| Work instructions |
Reproduce the entries between the line holding "row-index: 7. xyxy=(5,443,33,454)" and the line holding "row-index: 2. xyxy=(5,146,33,157)", inclusive, with no changes.

━━ Data section ━━

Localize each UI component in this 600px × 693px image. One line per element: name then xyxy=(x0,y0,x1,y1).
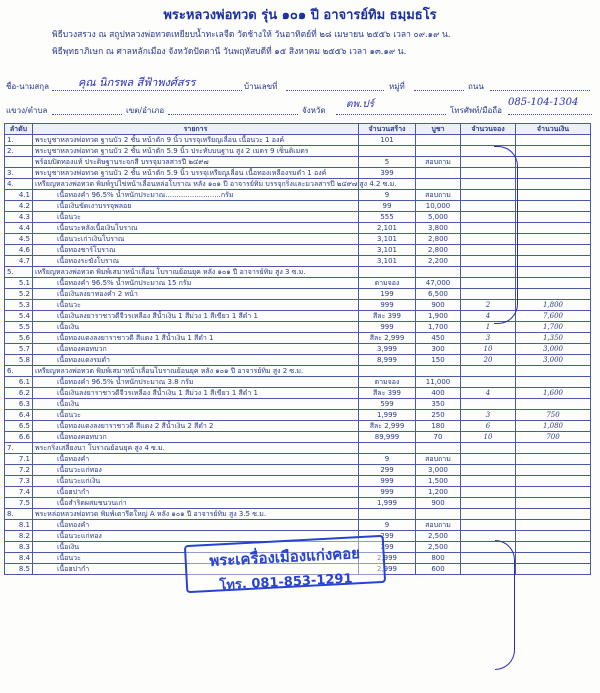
row-index: 7. xyxy=(5,443,33,454)
row-amount[interactable] xyxy=(516,135,591,146)
row-item: เนื้อทองแดงลงยาราชาวดี สีแดง 1 สีน้ำเงิน 1 สีดำ 1 xyxy=(33,333,359,344)
row-index: 1. xyxy=(5,135,33,146)
row-item: พระหล่อหลวงพ่อทวด พิมพ์เตารีดใหญ่ A หลัง ๑๐๑ ปี อาจารย์ทิม สูง 3.5 ซ.ม. xyxy=(33,509,359,520)
house-label: บ้านเลขที่ xyxy=(244,82,278,91)
row-item: พระกริ่งเสลี่ยงนา โบราณย้อนยุค สูง 4 ซ.ม. xyxy=(33,443,359,454)
shop-stamp xyxy=(184,535,386,593)
table-row xyxy=(5,399,591,410)
row-quantity: 2,101 xyxy=(359,223,416,234)
row-price: 2,800 xyxy=(416,245,461,256)
row-quantity xyxy=(359,146,416,157)
row-index: 6.5 xyxy=(5,421,33,432)
row-index: 4. xyxy=(5,179,33,190)
row-amount[interactable]: 750 xyxy=(516,410,591,421)
row-quantity: 9 xyxy=(359,190,416,201)
row-reserve[interactable] xyxy=(461,531,516,542)
row-amount[interactable]: 1,350 xyxy=(516,333,591,344)
row-quantity: 3,101 xyxy=(359,256,416,267)
row-index: 7.3 xyxy=(5,476,33,487)
row-price: 400 xyxy=(416,388,461,399)
row-amount[interactable]: 3,000 xyxy=(516,355,591,366)
table-row xyxy=(5,498,591,509)
table-row xyxy=(5,443,591,454)
row-quantity: 3,101 xyxy=(359,234,416,245)
row-index: 2. xyxy=(5,146,33,157)
row-quantity: สีละ 399 xyxy=(359,388,416,399)
row-reserve[interactable] xyxy=(461,366,516,377)
row-amount[interactable] xyxy=(516,278,591,289)
row-price: 47,000 xyxy=(416,278,461,289)
row-index: 5.5 xyxy=(5,322,33,333)
row-index: 3. xyxy=(5,168,33,179)
row-quantity: 89,999 xyxy=(359,432,416,443)
row-reserve[interactable] xyxy=(461,135,516,146)
row-item: พร้อมปิดทองแท้ ประดิษฐานระจกสี บรรจุมวลสารปี ๒๔๙๗ xyxy=(33,157,359,168)
row-reserve[interactable]: 4 xyxy=(461,311,516,322)
handwritten-bracket xyxy=(494,146,518,324)
row-amount[interactable] xyxy=(516,256,591,267)
row-index: 6.1 xyxy=(5,377,33,388)
province-label: จังหวัด xyxy=(302,106,326,115)
row-reserve[interactable]: 6 xyxy=(461,421,516,432)
row-amount[interactable] xyxy=(516,234,591,245)
table-row xyxy=(5,432,591,443)
district-label: เขต/อำเภอ xyxy=(126,106,165,115)
row-price: 3,000 xyxy=(416,465,461,476)
row-price: 900 xyxy=(416,498,461,509)
row-index: 5. xyxy=(5,267,33,278)
row-index: 4.4 xyxy=(5,223,33,234)
phone-label: โทรศัพท์/มือถือ xyxy=(450,106,502,115)
row-amount[interactable] xyxy=(516,245,591,256)
row-price: 350 xyxy=(416,399,461,410)
name-value[interactable]: คุณ นิกรพล สีฟ้าพงศ์สรร xyxy=(78,76,196,89)
row-price: 900 xyxy=(416,300,461,311)
row-index: 7.5 xyxy=(5,498,33,509)
row-item: เหรียญหลวงพ่อทวด พิมพ์รูปไข่หน้าเลื่อนหล่อโบราณ หลัง ๑๐๑ ปี อาจารย์ทิม บรรจุกริ่งและมวลสารปี ๒๔๙๗ สูง 4.2 ซ.ม. xyxy=(33,179,359,190)
row-price xyxy=(416,509,461,520)
row-index: 7.4 xyxy=(5,487,33,498)
table-row xyxy=(5,355,591,366)
row-price xyxy=(416,168,461,179)
row-quantity xyxy=(359,509,416,520)
road-line[interactable] xyxy=(490,90,590,91)
row-reserve[interactable]: 10 xyxy=(461,344,516,355)
row-amount[interactable] xyxy=(516,487,591,498)
row-price xyxy=(416,135,461,146)
row-index: 8.3 xyxy=(5,542,33,553)
row-item: เนื้อเงิน xyxy=(33,399,359,410)
row-amount[interactable]: 1,800 xyxy=(516,300,591,311)
row-index: 5.8 xyxy=(5,355,33,366)
row-quantity: 399 xyxy=(359,168,416,179)
row-index: 8.5 xyxy=(5,564,33,575)
row-reserve[interactable] xyxy=(461,487,516,498)
moo-line[interactable] xyxy=(414,90,464,91)
row-item: เนื้อเงิน xyxy=(33,322,359,333)
row-quantity: 299 xyxy=(359,465,416,476)
row-quantity: 1,999 xyxy=(359,498,416,509)
row-quantity: 599 xyxy=(359,399,416,410)
col-header-price: บูชา xyxy=(416,124,461,135)
row-price: 180 xyxy=(416,421,461,432)
row-reserve[interactable] xyxy=(461,509,516,520)
row-index: 4.2 xyxy=(5,201,33,212)
row-amount[interactable] xyxy=(516,267,591,278)
row-amount[interactable] xyxy=(516,542,591,553)
row-quantity: 3,999 xyxy=(359,344,416,355)
row-price: 2,800 xyxy=(416,234,461,245)
col-header-index: ลำดับ xyxy=(5,124,33,135)
row-index: 5.1 xyxy=(5,278,33,289)
row-quantity: 2,999 xyxy=(359,564,416,575)
table-row xyxy=(5,388,591,399)
row-item: เนื้อเงินลงยาราชาวดีจีวรเหลือง สีน้ำเงิน 1 สีม่วง 1 สีเขียว 1 สีดำ 1 xyxy=(33,388,359,399)
stamp-shop-name: พระเครื่องเมืองแก่งคอย xyxy=(208,544,361,570)
row-item: เนื้อทองคำ xyxy=(33,454,359,465)
row-amount[interactable] xyxy=(516,520,591,531)
row-reserve[interactable] xyxy=(461,377,516,388)
row-item: เนื้อทองคำ 96.5% น้ำหนักประมาณ.........................กรัม xyxy=(33,190,359,201)
row-price: 800 xyxy=(416,553,461,564)
row-item: เนื้อทองคอทบวก xyxy=(33,432,359,443)
row-amount[interactable] xyxy=(516,564,591,575)
row-amount[interactable] xyxy=(516,443,591,454)
row-amount[interactable] xyxy=(516,498,591,509)
row-quantity: สีละ 2,999 xyxy=(359,333,416,344)
row-item: เหรียญหลวงพ่อทวด พิมพ์เสมาหน้าเลื่อน โบราณย้อนยุค หลัง ๑๐๑ ปี อาจารย์ทิม สูง 3 ซ.ม. xyxy=(33,267,359,278)
table-row xyxy=(5,465,591,476)
row-item: เนื้อนวะ xyxy=(33,553,359,564)
row-item: เนื้อเงินลงยาราชาวดีจีวรเหลือง สีน้ำเงิน 1 สีม่วง 1 สีเขียว 1 สีดำ 1 xyxy=(33,311,359,322)
moo-label: หมู่ที่ xyxy=(389,82,405,91)
row-item: เนื้อทองคำ 96.5% น้ำหนักประมาณ 15 กรัม xyxy=(33,278,359,289)
ceremony-line-1: พิธีบวงสรวง ณ สถูปหลวงพ่อทวดเหยียบน้ำทะเลจืด วัดช้างให้ วันอาทิตย์ที่ ๒๘ เมษายน ๒๕๕๖ เวลา ๐๙.๑๙ น. xyxy=(52,30,451,40)
row-item: เนื้อทองคอทบวก xyxy=(33,344,359,355)
row-amount[interactable] xyxy=(516,223,591,234)
row-index: 4.5 xyxy=(5,234,33,245)
row-reserve[interactable]: 1 xyxy=(461,322,516,333)
row-item: เนื้อทองแดงรมดำ xyxy=(33,355,359,366)
row-item: เนื้อนวะแก่เงิน xyxy=(33,476,359,487)
table-row xyxy=(5,135,591,146)
row-amount[interactable] xyxy=(516,366,591,377)
row-price: 600 xyxy=(416,564,461,575)
row-index: 6.2 xyxy=(5,388,33,399)
row-price: 2,200 xyxy=(416,256,461,267)
row-index: 5.3 xyxy=(5,300,33,311)
phone-line xyxy=(508,114,592,115)
row-amount[interactable] xyxy=(516,509,591,520)
district-line[interactable] xyxy=(168,114,298,115)
row-item: เนื้อเงิน xyxy=(33,542,359,553)
row-quantity: 5 xyxy=(359,157,416,168)
row-item: เหรียญหลวงพ่อทวด พิมพ์เสมาหน้าเลื่อนโบราณย้อนยุค หลัง ๑๐๑ ปี อาจารย์ทิม สูง 2 ซ.ม. xyxy=(33,366,359,377)
table-row xyxy=(5,377,591,388)
row-amount[interactable]: 3,000 xyxy=(516,344,591,355)
row-price: สอบถาม xyxy=(416,190,461,201)
house-line[interactable] xyxy=(286,90,384,91)
table-row xyxy=(5,366,591,377)
row-reserve[interactable]: 2 xyxy=(461,300,516,311)
phone-value[interactable]: 085-104-1304 xyxy=(508,97,579,108)
row-quantity: 9 xyxy=(359,454,416,465)
row-reserve[interactable]: 10 xyxy=(461,432,516,443)
col-header-reserve: จำนวนจอง xyxy=(461,124,516,135)
row-index: 4.7 xyxy=(5,256,33,267)
row-reserve[interactable] xyxy=(461,498,516,509)
table-row xyxy=(5,509,591,520)
row-index: 8.2 xyxy=(5,531,33,542)
row-index xyxy=(5,157,33,168)
row-quantity: 999 xyxy=(359,300,416,311)
row-index: 8. xyxy=(5,509,33,520)
row-quantity: 101 xyxy=(359,135,416,146)
table-row xyxy=(5,421,591,432)
row-item: เนื้อทองชาร์โบราณ xyxy=(33,245,359,256)
row-reserve[interactable] xyxy=(461,476,516,487)
row-reserve[interactable] xyxy=(461,465,516,476)
row-index: 6. xyxy=(5,366,33,377)
table-row xyxy=(5,454,591,465)
row-amount[interactable] xyxy=(516,553,591,564)
row-item: เนื้อนวะ xyxy=(33,212,359,223)
row-index: 7.1 xyxy=(5,454,33,465)
row-reserve[interactable] xyxy=(461,454,516,465)
row-price: สอบถาม xyxy=(416,520,461,531)
row-amount[interactable] xyxy=(516,454,591,465)
row-price xyxy=(416,179,461,190)
table-header-row xyxy=(5,124,591,135)
table-row xyxy=(5,520,591,531)
row-amount[interactable]: 1,080 xyxy=(516,421,591,432)
ceremony-line-2: พิธีพุทธาภิเษก ณ ศาลหลักเมือง จังหวัดปัตตานี วันพฤหัสบดีที่ ๑๕ สิงหาคม ๒๕๕๖ เวลา ๑๓.๑๙ น. xyxy=(52,47,407,57)
row-quantity: ตามจอง xyxy=(359,278,416,289)
row-price: สอบถาม xyxy=(416,157,461,168)
stamp-phone: โทร. 081-853-1291 xyxy=(219,571,353,594)
row-index: 5.7 xyxy=(5,344,33,355)
row-amount[interactable]: 7,600 xyxy=(516,311,591,322)
row-price: 5,000 xyxy=(416,212,461,223)
row-reserve[interactable]: 20 xyxy=(461,355,516,366)
row-price: 2,500 xyxy=(416,531,461,542)
row-amount[interactable] xyxy=(516,168,591,179)
row-item: เนื้อทองคำ xyxy=(33,520,359,531)
row-amount[interactable] xyxy=(516,377,591,388)
row-reserve[interactable] xyxy=(461,443,516,454)
row-price: 2,500 xyxy=(416,542,461,553)
row-item: เนื้อสำริดผสมชนวนเก่า xyxy=(33,498,359,509)
row-index: 7.2 xyxy=(5,465,33,476)
row-quantity: 3,101 xyxy=(359,245,416,256)
subdistrict-label: แขวง/ตำบล xyxy=(6,106,48,115)
handwritten-bracket-2 xyxy=(495,540,515,670)
col-header-quantity: จำนวนสร้าง xyxy=(359,124,416,135)
table-row xyxy=(5,333,591,344)
row-index: 4.1 xyxy=(5,190,33,201)
province-value[interactable]: ตพ.ปร์ xyxy=(346,99,374,110)
row-price: 70 xyxy=(416,432,461,443)
row-quantity: 999 xyxy=(359,322,416,333)
row-item: เนื้อทองระฆังโบราณ xyxy=(33,256,359,267)
table-row xyxy=(5,410,591,421)
row-quantity: 199 xyxy=(359,289,416,300)
row-reserve[interactable]: 3 xyxy=(461,333,516,344)
row-item: พระบูชาหลวงพ่อทวด ฐานบัว 2 ชั้น หน้าตัก 5.9 นิ้ว บรรจุเหรียญเลื่อน เนื้อทองเหลืองรมดำ 1 องค์ xyxy=(33,168,359,179)
row-index: 6.3 xyxy=(5,399,33,410)
row-amount[interactable]: 1,600 xyxy=(516,388,591,399)
row-price: 1,900 xyxy=(416,311,461,322)
row-price: 1,200 xyxy=(416,487,461,498)
row-amount[interactable]: 1,700 xyxy=(516,322,591,333)
row-item: เนื้อเงินลงยาทองคำ 2 หน้า xyxy=(33,289,359,300)
row-price xyxy=(416,443,461,454)
row-quantity: สีละ 2,999 xyxy=(359,421,416,432)
page-title: พระหลวงพ่อทวด รุ่น ๑๐๑ ปี อาจารย์ทิม ธมฺมธโร xyxy=(163,8,437,23)
row-index: 6.6 xyxy=(5,432,33,443)
row-item: เนื้อเงินขัดเงาบรรจุพลอย xyxy=(33,201,359,212)
row-price: 3,800 xyxy=(416,223,461,234)
row-price: 6,500 xyxy=(416,289,461,300)
row-item: เนื้อทองคำ 96.5% น้ำหนักประมาณ 3.8 กรัม xyxy=(33,377,359,388)
row-reserve[interactable] xyxy=(461,399,516,410)
row-quantity: 999 xyxy=(359,487,416,498)
row-index: 4.3 xyxy=(5,212,33,223)
row-quantity: 555 xyxy=(359,212,416,223)
row-quantity: 999 xyxy=(359,476,416,487)
row-quantity: 99 xyxy=(359,201,416,212)
row-amount[interactable] xyxy=(516,212,591,223)
col-header-item: รายการ xyxy=(33,124,359,135)
row-index: 4.6 xyxy=(5,245,33,256)
row-reserve[interactable]: 4 xyxy=(461,388,516,399)
row-price: 1,700 xyxy=(416,322,461,333)
row-amount[interactable] xyxy=(516,179,591,190)
road-label: ถนน xyxy=(468,82,484,91)
table-row xyxy=(5,487,591,498)
row-quantity: ตามจอง xyxy=(359,377,416,388)
row-price: 10,000 xyxy=(416,201,461,212)
row-index: 8.1 xyxy=(5,520,33,531)
row-amount[interactable] xyxy=(516,146,591,157)
row-reserve[interactable] xyxy=(461,520,516,531)
row-amount[interactable] xyxy=(516,201,591,212)
row-index: 5.6 xyxy=(5,333,33,344)
row-index: 5.2 xyxy=(5,289,33,300)
row-item: เนื้อนวะ xyxy=(33,300,359,311)
row-index: 8.4 xyxy=(5,553,33,564)
subdistrict-line[interactable] xyxy=(52,114,122,115)
row-quantity: 8,999 xyxy=(359,355,416,366)
row-price: สอบถาม xyxy=(416,454,461,465)
row-item: พระบูชาหลวงพ่อทวด ฐานบัว 2 ชั้น หน้าตัก 5.9 นิ้ว ประทับบนฐาน สูง 2 เมตร 9 เซ็นติเมตร xyxy=(33,146,359,157)
row-amount[interactable] xyxy=(516,190,591,201)
row-quantity: 299 xyxy=(359,542,416,553)
row-price xyxy=(416,267,461,278)
row-quantity: 1,999 xyxy=(359,410,416,421)
row-price: 11,000 xyxy=(416,377,461,388)
row-index: 6.4 xyxy=(5,410,33,421)
row-amount[interactable] xyxy=(516,465,591,476)
row-item: เนื้อนวะ xyxy=(33,410,359,421)
row-amount[interactable]: 700 xyxy=(516,432,591,443)
row-quantity: 9 xyxy=(359,520,416,531)
row-price: 1,500 xyxy=(416,476,461,487)
row-item: เนื้อนวะแก่ทอง xyxy=(33,465,359,476)
row-price: 150 xyxy=(416,355,461,366)
row-quantity: 2,999 xyxy=(359,553,416,564)
row-reserve[interactable]: 3 xyxy=(461,410,516,421)
name-label: ชื่อ-นามสกุล xyxy=(6,82,49,91)
row-quantity: 299 xyxy=(359,531,416,542)
row-quantity xyxy=(359,267,416,278)
row-quantity: สีละ 399 xyxy=(359,311,416,322)
row-price: 300 xyxy=(416,344,461,355)
row-index: 5.4 xyxy=(5,311,33,322)
row-amount[interactable] xyxy=(516,399,591,410)
table-row xyxy=(5,476,591,487)
row-item: เนื้อนวะแก่ทอง xyxy=(33,531,359,542)
row-item: เนื้อฮปากำ xyxy=(33,487,359,498)
row-amount[interactable] xyxy=(516,476,591,487)
row-item: พระบูชาหลวงพ่อทวด ฐานบัว 2 ชั้น หน้าตัก 9 นิ้ว บรรจุเหรียญเลื่อน เนื้อนวะ 1 องค์ xyxy=(33,135,359,146)
row-price: 250 xyxy=(416,410,461,421)
row-price xyxy=(416,146,461,157)
table-row xyxy=(5,344,591,355)
row-item: เนื้อนวะเก่าเงินโบราณ xyxy=(33,234,359,245)
row-amount[interactable] xyxy=(516,289,591,300)
row-amount[interactable] xyxy=(516,531,591,542)
col-header-amount: จำนวนเงิน xyxy=(516,124,591,135)
province-line xyxy=(336,114,446,115)
row-amount[interactable] xyxy=(516,157,591,168)
row-quantity xyxy=(359,443,416,454)
row-price: 450 xyxy=(416,333,461,344)
row-item: เนื้อฮปากำ xyxy=(33,564,359,575)
row-item: เนื้อนวะหลังเนื้อเงินโบราณ xyxy=(33,223,359,234)
row-quantity xyxy=(359,366,416,377)
row-price xyxy=(416,366,461,377)
row-item: เนื้อทองแดงลงยาราชาวดี สีแดง 2 สีน้ำเงิน 2 สีดำ 2 xyxy=(33,421,359,432)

━━━

| Problem solution |
row-index: 7. xyxy=(5,443,33,454)
row-amount[interactable] xyxy=(516,135,591,146)
row-item: เนื้อทองแดงลงยาราชาวดี สีแดง 1 สีน้ำเงิน 1 สีดำ 1 xyxy=(33,333,359,344)
row-index: 1. xyxy=(5,135,33,146)
row-item: พระหล่อหลวงพ่อทวด พิมพ์เตารีดใหญ่ A หลัง ๑๐๑ ปี อาจารย์ทิม สูง 3.5 ซ.ม. xyxy=(33,509,359,520)
house-label: บ้านเลขที่ xyxy=(244,82,278,91)
row-item: พระกริ่งเสลี่ยงนา โบราณย้อนยุค สูง 4 ซ.ม. xyxy=(33,443,359,454)
shop-stamp xyxy=(184,535,386,593)
table-row xyxy=(5,399,591,410)
row-quantity: 2,101 xyxy=(359,223,416,234)
row-price: 2,800 xyxy=(416,245,461,256)
row-quantity xyxy=(359,146,416,157)
row-index: 6.5 xyxy=(5,421,33,432)
row-index: 4. xyxy=(5,179,33,190)
row-amount[interactable]: 750 xyxy=(516,410,591,421)
row-quantity: 9 xyxy=(359,190,416,201)
row-reserve[interactable] xyxy=(461,531,516,542)
row-amount[interactable]: 1,350 xyxy=(516,333,591,344)
row-quantity: 3,101 xyxy=(359,256,416,267)
row-index: 7.3 xyxy=(5,476,33,487)
row-price: 400 xyxy=(416,388,461,399)
row-amount[interactable]: 3,000 xyxy=(516,355,591,366)
table-row xyxy=(5,498,591,509)
table-row xyxy=(5,443,591,454)
row-quantity: 3,101 xyxy=(359,234,416,245)
row-index: 2. xyxy=(5,146,33,157)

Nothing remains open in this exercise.